- WRITTEN INSTRUCTION:
Check each line of the records below and collect those holding "Klavier".

- Stored items:
_____

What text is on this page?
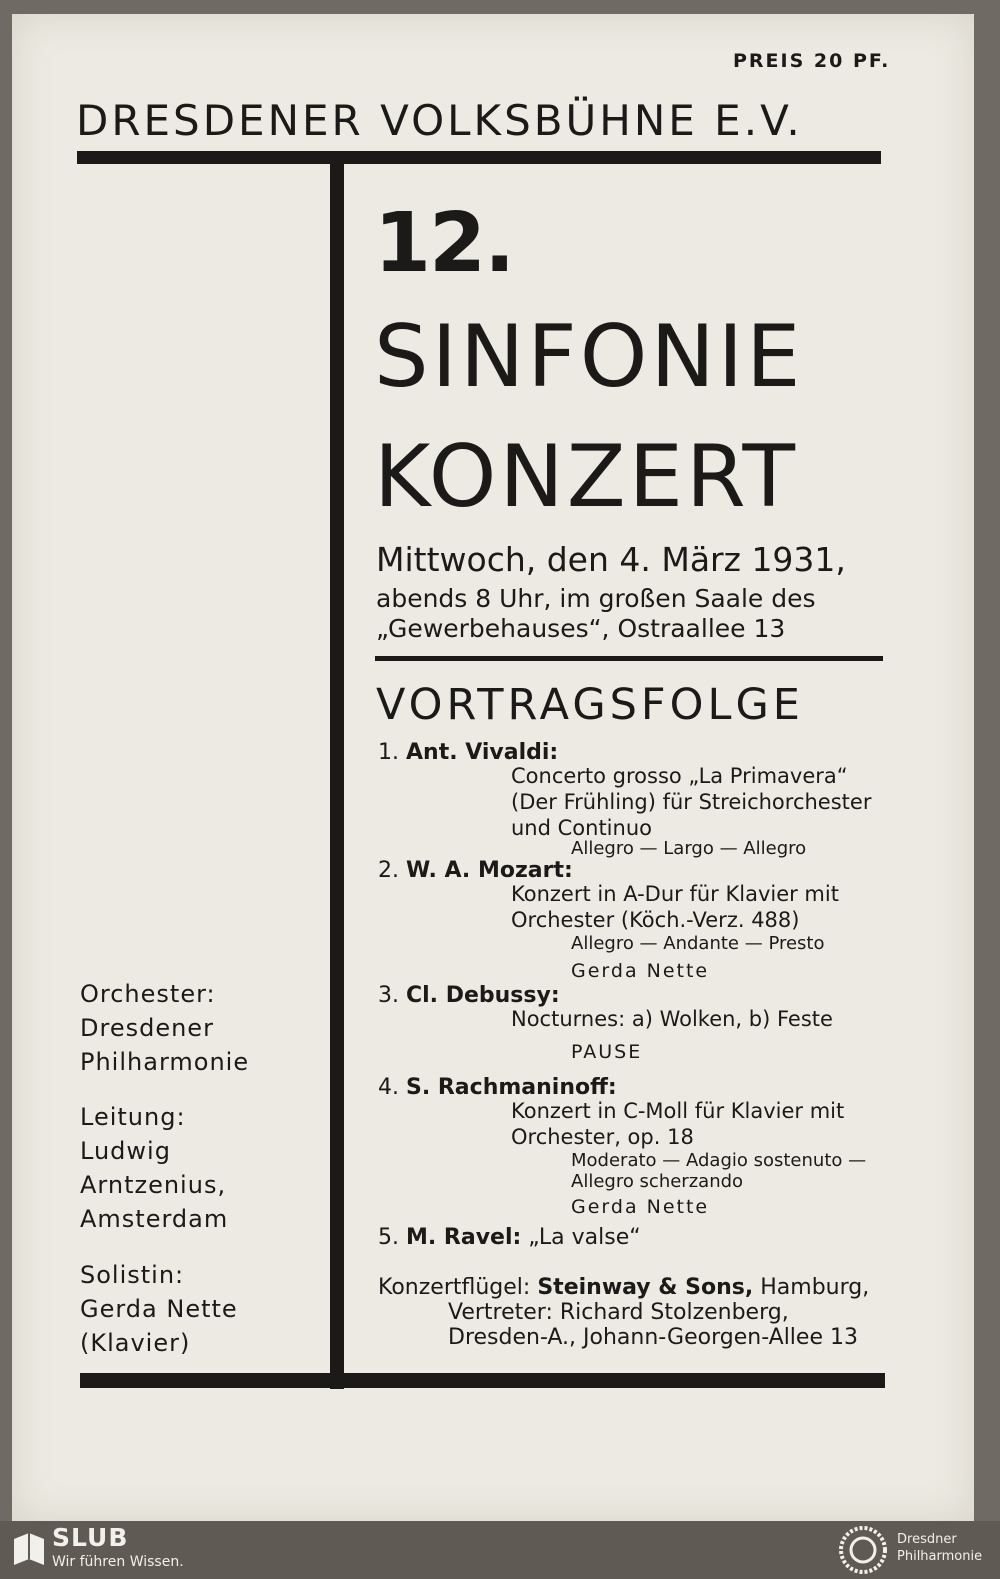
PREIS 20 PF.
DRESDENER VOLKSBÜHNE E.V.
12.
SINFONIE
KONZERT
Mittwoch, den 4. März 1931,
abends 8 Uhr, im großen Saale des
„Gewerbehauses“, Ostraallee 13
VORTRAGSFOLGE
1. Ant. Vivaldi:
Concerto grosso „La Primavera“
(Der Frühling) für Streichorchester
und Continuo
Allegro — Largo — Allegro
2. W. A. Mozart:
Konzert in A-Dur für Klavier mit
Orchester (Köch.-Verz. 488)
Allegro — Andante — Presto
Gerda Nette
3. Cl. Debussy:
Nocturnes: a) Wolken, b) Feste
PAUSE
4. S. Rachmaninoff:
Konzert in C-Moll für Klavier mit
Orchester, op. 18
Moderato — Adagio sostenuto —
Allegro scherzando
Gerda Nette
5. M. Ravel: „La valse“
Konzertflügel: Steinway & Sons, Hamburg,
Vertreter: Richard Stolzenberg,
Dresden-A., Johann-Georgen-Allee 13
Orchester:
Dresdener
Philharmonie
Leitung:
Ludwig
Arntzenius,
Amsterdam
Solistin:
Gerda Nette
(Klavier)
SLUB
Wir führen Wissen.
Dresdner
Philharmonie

_____

- TASK RESULT:
Konzert in A-Dur für Klavier mit
Konzert in C-Moll für Klavier mit
(Klavier)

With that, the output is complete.